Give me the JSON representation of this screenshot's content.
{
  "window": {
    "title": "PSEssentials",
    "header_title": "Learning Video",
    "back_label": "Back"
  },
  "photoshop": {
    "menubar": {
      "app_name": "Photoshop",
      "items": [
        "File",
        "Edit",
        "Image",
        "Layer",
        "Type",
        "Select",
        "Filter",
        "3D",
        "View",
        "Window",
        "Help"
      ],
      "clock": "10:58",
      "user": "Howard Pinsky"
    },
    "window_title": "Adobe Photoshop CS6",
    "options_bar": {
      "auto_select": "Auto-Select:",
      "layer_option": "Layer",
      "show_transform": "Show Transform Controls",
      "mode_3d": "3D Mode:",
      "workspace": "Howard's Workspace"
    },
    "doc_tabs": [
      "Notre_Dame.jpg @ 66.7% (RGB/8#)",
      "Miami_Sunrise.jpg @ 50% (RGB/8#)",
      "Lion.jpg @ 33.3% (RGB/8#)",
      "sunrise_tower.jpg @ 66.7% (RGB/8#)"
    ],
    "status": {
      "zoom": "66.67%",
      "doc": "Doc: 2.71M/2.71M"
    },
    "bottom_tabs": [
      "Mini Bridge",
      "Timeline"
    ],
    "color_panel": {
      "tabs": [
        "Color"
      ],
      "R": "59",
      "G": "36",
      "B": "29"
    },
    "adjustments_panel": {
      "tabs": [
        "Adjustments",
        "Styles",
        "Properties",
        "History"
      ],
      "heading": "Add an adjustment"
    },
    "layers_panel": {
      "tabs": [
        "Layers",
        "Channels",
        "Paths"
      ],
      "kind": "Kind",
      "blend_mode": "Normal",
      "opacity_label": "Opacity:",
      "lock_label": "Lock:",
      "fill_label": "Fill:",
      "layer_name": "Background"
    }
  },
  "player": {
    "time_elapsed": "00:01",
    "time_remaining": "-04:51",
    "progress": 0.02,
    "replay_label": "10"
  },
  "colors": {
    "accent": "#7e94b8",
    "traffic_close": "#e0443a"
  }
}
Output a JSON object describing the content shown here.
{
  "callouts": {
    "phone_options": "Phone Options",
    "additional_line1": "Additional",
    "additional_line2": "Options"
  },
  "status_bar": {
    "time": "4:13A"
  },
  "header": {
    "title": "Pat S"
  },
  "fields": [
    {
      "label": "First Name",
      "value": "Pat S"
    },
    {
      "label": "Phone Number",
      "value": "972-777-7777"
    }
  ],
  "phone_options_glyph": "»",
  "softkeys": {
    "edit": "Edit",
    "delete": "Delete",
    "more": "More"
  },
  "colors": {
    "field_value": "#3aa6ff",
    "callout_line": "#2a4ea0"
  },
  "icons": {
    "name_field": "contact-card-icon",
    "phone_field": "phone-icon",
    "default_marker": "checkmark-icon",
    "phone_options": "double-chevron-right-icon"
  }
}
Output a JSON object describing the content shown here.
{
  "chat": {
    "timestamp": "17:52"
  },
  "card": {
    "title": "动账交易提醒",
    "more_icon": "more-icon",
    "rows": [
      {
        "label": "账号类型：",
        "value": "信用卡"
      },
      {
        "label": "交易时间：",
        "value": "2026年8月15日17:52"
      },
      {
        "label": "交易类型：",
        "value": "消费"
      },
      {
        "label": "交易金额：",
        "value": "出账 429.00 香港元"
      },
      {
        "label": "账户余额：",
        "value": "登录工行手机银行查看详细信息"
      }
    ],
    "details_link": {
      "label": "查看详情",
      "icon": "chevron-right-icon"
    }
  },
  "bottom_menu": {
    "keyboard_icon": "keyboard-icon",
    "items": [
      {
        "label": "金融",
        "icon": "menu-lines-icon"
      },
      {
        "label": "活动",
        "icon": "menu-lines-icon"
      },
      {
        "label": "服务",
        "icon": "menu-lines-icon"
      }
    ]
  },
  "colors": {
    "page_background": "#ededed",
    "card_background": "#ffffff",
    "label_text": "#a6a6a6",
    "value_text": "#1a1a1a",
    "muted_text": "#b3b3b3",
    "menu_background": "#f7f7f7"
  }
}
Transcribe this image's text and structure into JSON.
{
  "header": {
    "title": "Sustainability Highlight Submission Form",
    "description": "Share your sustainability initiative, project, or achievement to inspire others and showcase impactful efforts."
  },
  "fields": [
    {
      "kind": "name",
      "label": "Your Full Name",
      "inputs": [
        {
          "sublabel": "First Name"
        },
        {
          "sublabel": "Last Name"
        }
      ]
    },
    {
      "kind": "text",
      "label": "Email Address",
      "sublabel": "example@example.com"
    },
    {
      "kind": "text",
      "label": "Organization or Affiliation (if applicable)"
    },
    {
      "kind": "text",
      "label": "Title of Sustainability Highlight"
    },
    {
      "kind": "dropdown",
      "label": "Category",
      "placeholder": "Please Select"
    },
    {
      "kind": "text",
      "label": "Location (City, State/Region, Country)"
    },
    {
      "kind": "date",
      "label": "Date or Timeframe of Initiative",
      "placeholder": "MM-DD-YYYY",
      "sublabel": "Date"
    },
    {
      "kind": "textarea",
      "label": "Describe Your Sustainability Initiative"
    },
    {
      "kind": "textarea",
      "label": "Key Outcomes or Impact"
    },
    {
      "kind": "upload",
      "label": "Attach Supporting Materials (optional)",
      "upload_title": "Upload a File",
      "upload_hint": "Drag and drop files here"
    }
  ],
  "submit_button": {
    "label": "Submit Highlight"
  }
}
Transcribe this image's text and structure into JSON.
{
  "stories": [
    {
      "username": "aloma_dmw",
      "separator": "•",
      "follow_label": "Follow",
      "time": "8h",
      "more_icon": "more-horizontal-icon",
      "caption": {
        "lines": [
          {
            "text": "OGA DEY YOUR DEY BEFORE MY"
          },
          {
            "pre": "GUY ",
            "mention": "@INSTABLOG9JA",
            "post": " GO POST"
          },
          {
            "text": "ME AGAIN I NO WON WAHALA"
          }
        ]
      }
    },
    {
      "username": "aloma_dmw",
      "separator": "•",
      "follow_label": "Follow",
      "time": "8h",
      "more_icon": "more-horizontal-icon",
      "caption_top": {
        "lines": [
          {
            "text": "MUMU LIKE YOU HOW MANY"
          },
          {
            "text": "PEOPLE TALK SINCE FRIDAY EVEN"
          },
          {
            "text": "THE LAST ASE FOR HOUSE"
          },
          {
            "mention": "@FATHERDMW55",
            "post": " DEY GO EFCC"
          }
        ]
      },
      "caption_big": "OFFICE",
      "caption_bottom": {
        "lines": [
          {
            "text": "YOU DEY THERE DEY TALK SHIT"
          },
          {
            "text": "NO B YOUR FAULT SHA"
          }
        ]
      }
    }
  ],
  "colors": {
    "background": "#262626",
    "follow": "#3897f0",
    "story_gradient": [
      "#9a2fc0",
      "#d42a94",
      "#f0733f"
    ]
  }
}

### The task
Copy all lines from the listing that contain "mention".

### Reply
            "mention": "@INSTABLOG9JA",
            "mention": "@FATHERDMW55",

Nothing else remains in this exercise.